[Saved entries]
_ _ _
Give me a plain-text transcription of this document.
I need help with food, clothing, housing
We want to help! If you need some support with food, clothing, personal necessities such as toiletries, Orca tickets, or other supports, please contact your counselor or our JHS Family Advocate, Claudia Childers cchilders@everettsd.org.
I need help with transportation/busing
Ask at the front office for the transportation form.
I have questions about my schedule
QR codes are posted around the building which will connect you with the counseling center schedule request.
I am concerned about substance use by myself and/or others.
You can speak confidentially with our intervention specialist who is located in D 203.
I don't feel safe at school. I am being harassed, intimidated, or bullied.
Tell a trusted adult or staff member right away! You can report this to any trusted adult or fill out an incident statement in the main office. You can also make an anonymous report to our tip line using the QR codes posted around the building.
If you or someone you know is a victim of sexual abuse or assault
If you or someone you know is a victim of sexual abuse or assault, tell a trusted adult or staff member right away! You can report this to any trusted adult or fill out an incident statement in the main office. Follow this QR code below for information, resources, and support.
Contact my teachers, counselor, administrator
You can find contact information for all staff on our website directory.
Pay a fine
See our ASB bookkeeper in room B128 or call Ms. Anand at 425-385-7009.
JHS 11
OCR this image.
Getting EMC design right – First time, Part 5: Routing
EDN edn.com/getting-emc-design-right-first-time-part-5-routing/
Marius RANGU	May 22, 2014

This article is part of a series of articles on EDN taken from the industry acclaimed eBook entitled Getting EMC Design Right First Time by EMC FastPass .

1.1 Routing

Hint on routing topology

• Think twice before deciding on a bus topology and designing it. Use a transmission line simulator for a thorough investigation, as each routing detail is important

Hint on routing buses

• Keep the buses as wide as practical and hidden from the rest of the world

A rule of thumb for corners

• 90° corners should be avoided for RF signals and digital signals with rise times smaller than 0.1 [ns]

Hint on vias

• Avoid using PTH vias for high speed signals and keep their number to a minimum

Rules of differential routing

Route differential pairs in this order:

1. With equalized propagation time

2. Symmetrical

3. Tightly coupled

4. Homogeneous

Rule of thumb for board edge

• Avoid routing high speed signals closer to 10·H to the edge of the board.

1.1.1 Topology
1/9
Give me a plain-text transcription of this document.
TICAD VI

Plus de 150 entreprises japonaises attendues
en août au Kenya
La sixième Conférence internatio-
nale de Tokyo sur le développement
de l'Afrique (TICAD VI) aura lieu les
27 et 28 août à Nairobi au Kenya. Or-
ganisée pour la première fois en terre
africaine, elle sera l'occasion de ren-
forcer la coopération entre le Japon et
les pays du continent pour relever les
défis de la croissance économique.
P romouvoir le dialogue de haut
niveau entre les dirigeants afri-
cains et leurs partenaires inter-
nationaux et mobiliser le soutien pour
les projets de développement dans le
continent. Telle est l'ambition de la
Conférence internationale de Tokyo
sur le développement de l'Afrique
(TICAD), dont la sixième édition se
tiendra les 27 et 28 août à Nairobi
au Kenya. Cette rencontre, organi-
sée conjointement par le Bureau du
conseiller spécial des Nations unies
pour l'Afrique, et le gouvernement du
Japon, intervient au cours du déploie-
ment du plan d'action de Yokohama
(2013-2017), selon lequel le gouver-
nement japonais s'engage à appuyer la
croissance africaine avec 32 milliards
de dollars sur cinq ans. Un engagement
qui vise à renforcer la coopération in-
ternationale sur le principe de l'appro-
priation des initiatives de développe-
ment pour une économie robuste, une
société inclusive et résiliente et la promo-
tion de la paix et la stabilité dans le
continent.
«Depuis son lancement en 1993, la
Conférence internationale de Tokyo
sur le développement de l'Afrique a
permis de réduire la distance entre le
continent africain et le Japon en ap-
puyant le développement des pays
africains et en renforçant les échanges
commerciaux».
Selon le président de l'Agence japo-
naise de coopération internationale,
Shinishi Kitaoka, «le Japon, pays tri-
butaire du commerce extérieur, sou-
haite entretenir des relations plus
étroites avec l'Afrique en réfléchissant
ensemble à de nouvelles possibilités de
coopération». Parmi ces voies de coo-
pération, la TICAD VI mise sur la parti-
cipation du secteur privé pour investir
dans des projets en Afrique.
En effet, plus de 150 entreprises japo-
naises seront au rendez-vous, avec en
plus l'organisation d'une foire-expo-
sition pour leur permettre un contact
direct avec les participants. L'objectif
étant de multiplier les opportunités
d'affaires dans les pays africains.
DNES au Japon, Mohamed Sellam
_ _ _
◆ Work instructions ◆
Give an exact copy of all the data shown above.

◆ Task output ◆
Give me a plain-text transcription of this document.
I need help with food, clothing, housing
We want to help! If you need some support with food, clothing, personal necessities such as toiletries, Orca tickets, or other supports, please contact your counselor or our JHS Family Advocate, Claudia Childers cchilders@everettsd.org.
I need help with transportation/busing
Ask at the front office for the transportation form.
I have questions about my schedule
QR codes are posted around the building which will connect you with the counseling center schedule request.
I am concerned about substance use by myself and/or others.
You can speak confidentially with our intervention specialist who is located in D 203.
I don't feel safe at school. I am being harassed, intimidated, or bullied.
Tell a trusted adult or staff member right away! You can report this to any trusted adult or fill out an incident statement in the main office. You can also make an anonymous report to our tip line using the QR codes posted around the building.
If you or someone you know is a victim of sexual abuse or assault
If you or someone you know is a victim of sexual abuse or assault, tell a trusted adult or staff member right away! You can report this to any trusted adult or fill out an incident statement in the main office. Follow this QR code below for information, resources, and support.
Contact my teachers, counselor, administrator
You can find contact information for all staff on our website directory.
Pay a fine
See our ASB bookkeeper in room B128 or call Ms. Anand at 425-385-7009.
JHS 11
OCR this image.
Getting EMC design right – First time, Part 5: Routing
EDN edn.com/getting-emc-design-right-first-time-part-5-routing/
Marius RANGU	May 22, 2014

This article is part of a series of articles on EDN taken from the industry acclaimed eBook entitled Getting EMC Design Right First Time by EMC FastPass .

1.1 Routing

Hint on routing topology

• Think twice before deciding on a bus topology and designing it. Use a transmission line simulator for a thorough investigation, as each routing detail is important

Hint on routing buses

• Keep the buses as wide as practical and hidden from the rest of the world

A rule of thumb for corners

• 90° corners should be avoided for RF signals and digital signals with rise times smaller than 0.1 [ns]

Hint on vias

• Avoid using PTH vias for high speed signals and keep their number to a minimum

Rules of differential routing

Route differential pairs in this order:

1. With equalized propagation time

2. Symmetrical

3. Tightly coupled

4. Homogeneous

Rule of thumb for board edge

• Avoid routing high speed signals closer to 10·H to the edge of the board.

1.1.1 Topology
1/9
Give me a plain-text transcription of this document.
TICAD VI

Plus de 150 entreprises japonaises attendues
en août au Kenya
La sixième Conférence internatio-
nale de Tokyo sur le développement
de l'Afrique (TICAD VI) aura lieu les
27 et 28 août à Nairobi au Kenya. Or-
ganisée pour la première fois en terre
africaine, elle sera l'occasion de ren-
forcer la coopération entre le Japon et
les pays du continent pour relever les
défis de la croissance économique.
P romouvoir le dialogue de haut
niveau entre les dirigeants afri-
cains et leurs partenaires inter-
nationaux et mobiliser le soutien pour
les projets de développement dans le
continent. Telle est l'ambition de la
Conférence internationale de Tokyo
sur le développement de l'Afrique
(TICAD), dont la sixième édition se
tiendra les 27 et 28 août à Nairobi
au Kenya. Cette rencontre, organi-
sée conjointement par le Bureau du
conseiller spécial des Nations unies
pour l'Afrique, et le gouvernement du
Japon, intervient au cours du déploie-
ment du plan d'action de Yokohama
(2013-2017), selon lequel le gouver-
nement japonais s'engage à appuyer la
croissance africaine avec 32 milliards
de dollars sur cinq ans. Un engagement
qui vise à renforcer la coopération in-
ternationale sur le principe de l'appro-
priation des initiatives de développe-
ment pour une économie robuste, une
société inclusive et résiliente et la promo-
tion de la paix et la stabilité dans le
continent.
«Depuis son lancement en 1993, la
Conférence internationale de Tokyo
sur le développement de l'Afrique a
permis de réduire la distance entre le
continent africain et le Japon en ap-
puyant le développement des pays
africains et en renforçant les échanges
commerciaux».
Selon le président de l'Agence japo-
naise de coopération internationale,
Shinishi Kitaoka, «le Japon, pays tri-
butaire du commerce extérieur, sou-
haite entretenir des relations plus
étroites avec l'Afrique en réfléchissant
ensemble à de nouvelles possibilités de
coopération». Parmi ces voies de coo-
pération, la TICAD VI mise sur la parti-
cipation du secteur privé pour investir
dans des projets en Afrique.
En effet, plus de 150 entreprises japo-
naises seront au rendez-vous, avec en
plus l'organisation d'une foire-expo-
sition pour leur permettre un contact
direct avec les participants. L'objectif
étant de multiplier les opportunités
d'affaires dans les pays africains.
DNES au Japon, Mohamed Sellam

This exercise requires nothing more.